### [DIRECTIONS]
Write out every line of the material exactly as it appears.

### [MATERIAL SHOWN]
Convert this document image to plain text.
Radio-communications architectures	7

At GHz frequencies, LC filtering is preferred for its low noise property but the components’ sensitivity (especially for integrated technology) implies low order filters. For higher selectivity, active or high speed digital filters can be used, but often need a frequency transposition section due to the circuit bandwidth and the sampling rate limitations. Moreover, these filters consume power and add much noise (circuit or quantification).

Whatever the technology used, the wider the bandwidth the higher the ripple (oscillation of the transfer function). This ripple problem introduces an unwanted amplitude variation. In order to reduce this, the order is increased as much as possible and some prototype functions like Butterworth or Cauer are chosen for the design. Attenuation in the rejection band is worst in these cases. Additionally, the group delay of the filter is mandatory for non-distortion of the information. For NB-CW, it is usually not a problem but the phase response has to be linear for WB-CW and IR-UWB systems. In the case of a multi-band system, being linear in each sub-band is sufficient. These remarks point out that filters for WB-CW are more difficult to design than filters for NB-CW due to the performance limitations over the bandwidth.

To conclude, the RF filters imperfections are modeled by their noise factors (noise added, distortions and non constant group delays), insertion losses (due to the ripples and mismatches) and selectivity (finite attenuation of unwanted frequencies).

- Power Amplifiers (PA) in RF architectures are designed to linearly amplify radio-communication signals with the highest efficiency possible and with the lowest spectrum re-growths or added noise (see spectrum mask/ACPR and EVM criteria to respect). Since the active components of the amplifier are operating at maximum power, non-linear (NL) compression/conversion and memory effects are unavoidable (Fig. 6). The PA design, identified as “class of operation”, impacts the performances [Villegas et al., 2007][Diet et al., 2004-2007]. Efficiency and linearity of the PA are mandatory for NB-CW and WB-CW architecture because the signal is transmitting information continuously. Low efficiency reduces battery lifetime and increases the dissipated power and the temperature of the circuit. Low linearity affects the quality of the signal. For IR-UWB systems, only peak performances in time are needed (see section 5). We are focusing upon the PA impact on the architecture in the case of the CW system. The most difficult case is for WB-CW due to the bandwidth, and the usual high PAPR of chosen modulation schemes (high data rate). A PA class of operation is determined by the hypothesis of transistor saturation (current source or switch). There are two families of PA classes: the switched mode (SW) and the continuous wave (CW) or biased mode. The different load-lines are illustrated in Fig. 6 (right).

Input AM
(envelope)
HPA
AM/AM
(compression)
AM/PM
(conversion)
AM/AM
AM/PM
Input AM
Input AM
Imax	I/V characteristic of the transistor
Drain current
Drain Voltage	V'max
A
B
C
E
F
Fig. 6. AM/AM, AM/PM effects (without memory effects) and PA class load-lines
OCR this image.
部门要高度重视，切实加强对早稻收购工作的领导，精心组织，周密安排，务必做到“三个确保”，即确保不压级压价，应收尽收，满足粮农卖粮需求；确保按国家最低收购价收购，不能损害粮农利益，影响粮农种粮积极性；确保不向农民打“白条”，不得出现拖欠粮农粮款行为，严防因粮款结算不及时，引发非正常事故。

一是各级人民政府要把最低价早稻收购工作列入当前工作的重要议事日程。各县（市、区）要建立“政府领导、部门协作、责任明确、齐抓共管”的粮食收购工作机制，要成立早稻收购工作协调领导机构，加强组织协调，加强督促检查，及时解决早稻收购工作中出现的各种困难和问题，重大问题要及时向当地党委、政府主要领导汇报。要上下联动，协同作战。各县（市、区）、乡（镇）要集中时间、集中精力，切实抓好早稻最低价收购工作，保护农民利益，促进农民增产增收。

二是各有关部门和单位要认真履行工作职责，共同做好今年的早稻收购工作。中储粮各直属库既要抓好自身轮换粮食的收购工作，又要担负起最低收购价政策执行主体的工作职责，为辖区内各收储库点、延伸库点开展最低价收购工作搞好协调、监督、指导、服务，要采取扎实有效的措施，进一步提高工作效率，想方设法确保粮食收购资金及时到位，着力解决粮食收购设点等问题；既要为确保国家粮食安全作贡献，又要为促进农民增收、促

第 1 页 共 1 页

### [RESULT OF THIS TASK]
Convert this document image to plain text.
Radio-communications architectures	7

At GHz frequencies, LC filtering is preferred for its low noise property but the components’ sensitivity (especially for integrated technology) implies low order filters. For higher selectivity, active or high speed digital filters can be used, but often need a frequency transposition section due to the circuit bandwidth and the sampling rate limitations. Moreover, these filters consume power and add much noise (circuit or quantification).

Whatever the technology used, the wider the bandwidth the higher the ripple (oscillation of the transfer function). This ripple problem introduces an unwanted amplitude variation. In order to reduce this, the order is increased as much as possible and some prototype functions like Butterworth or Cauer are chosen for the design. Attenuation in the rejection band is worst in these cases. Additionally, the group delay of the filter is mandatory for non-distortion of the information. For NB-CW, it is usually not a problem but the phase response has to be linear for WB-CW and IR-UWB systems. In the case of a multi-band system, being linear in each sub-band is sufficient. These remarks point out that filters for WB-CW are more difficult to design than filters for NB-CW due to the performance limitations over the bandwidth.

To conclude, the RF filters imperfections are modeled by their noise factors (noise added, distortions and non constant group delays), insertion losses (due to the ripples and mismatches) and selectivity (finite attenuation of unwanted frequencies).

- Power Amplifiers (PA) in RF architectures are designed to linearly amplify radio-communication signals with the highest efficiency possible and with the lowest spectrum re-growths or added noise (see spectrum mask/ACPR and EVM criteria to respect). Since the active components of the amplifier are operating at maximum power, non-linear (NL) compression/conversion and memory effects are unavoidable (Fig. 6). The PA design, identified as “class of operation”, impacts the performances [Villegas et al., 2007][Diet et al., 2004-2007]. Efficiency and linearity of the PA are mandatory for NB-CW and WB-CW architecture because the signal is transmitting information continuously. Low efficiency reduces battery lifetime and increases the dissipated power and the temperature of the circuit. Low linearity affects the quality of the signal. For IR-UWB systems, only peak performances in time are needed (see section 5). We are focusing upon the PA impact on the architecture in the case of the CW system. The most difficult case is for WB-CW due to the bandwidth, and the usual high PAPR of chosen modulation schemes (high data rate). A PA class of operation is determined by the hypothesis of transistor saturation (current source or switch). There are two families of PA classes: the switched mode (SW) and the continuous wave (CW) or biased mode. The different load-lines are illustrated in Fig. 6 (right).

Input AM
(envelope)
HPA
AM/AM
(compression)
AM/PM
(conversion)
AM/AM
AM/PM
Input AM
Input AM
Imax	I/V characteristic of the transistor
Drain current
Drain Voltage	V'max
A
B
C
E
F
Fig. 6. AM/AM, AM/PM effects (without memory effects) and PA class load-lines
OCR this image.
部门要高度重视，切实加强对早稻收购工作的领导，精心组织，周密安排，务必做到“三个确保”，即确保不压级压价，应收尽收，满足粮农卖粮需求；确保按国家最低收购价收购，不能损害粮农利益，影响粮农种粮积极性；确保不向农民打“白条”，不得出现拖欠粮农粮款行为，严防因粮款结算不及时，引发非正常事故。

一是各级人民政府要把最低价早稻收购工作列入当前工作的重要议事日程。各县（市、区）要建立“政府领导、部门协作、责任明确、齐抓共管”的粮食收购工作机制，要成立早稻收购工作协调领导机构，加强组织协调，加强督促检查，及时解决早稻收购工作中出现的各种困难和问题，重大问题要及时向当地党委、政府主要领导汇报。要上下联动，协同作战。各县（市、区）、乡（镇）要集中时间、集中精力，切实抓好早稻最低价收购工作，保护农民利益，促进农民增产增收。

二是各有关部门和单位要认真履行工作职责，共同做好今年的早稻收购工作。中储粮各直属库既要抓好自身轮换粮食的收购工作，又要担负起最低收购价政策执行主体的工作职责，为辖区内各收储库点、延伸库点开展最低价收购工作搞好协调、监督、指导、服务，要采取扎实有效的措施，进一步提高工作效率，想方设法确保粮食收购资金及时到位，着力解决粮食收购设点等问题；既要为确保国家粮食安全作贡献，又要为促进农民增收、促

第 1 页 共 1 页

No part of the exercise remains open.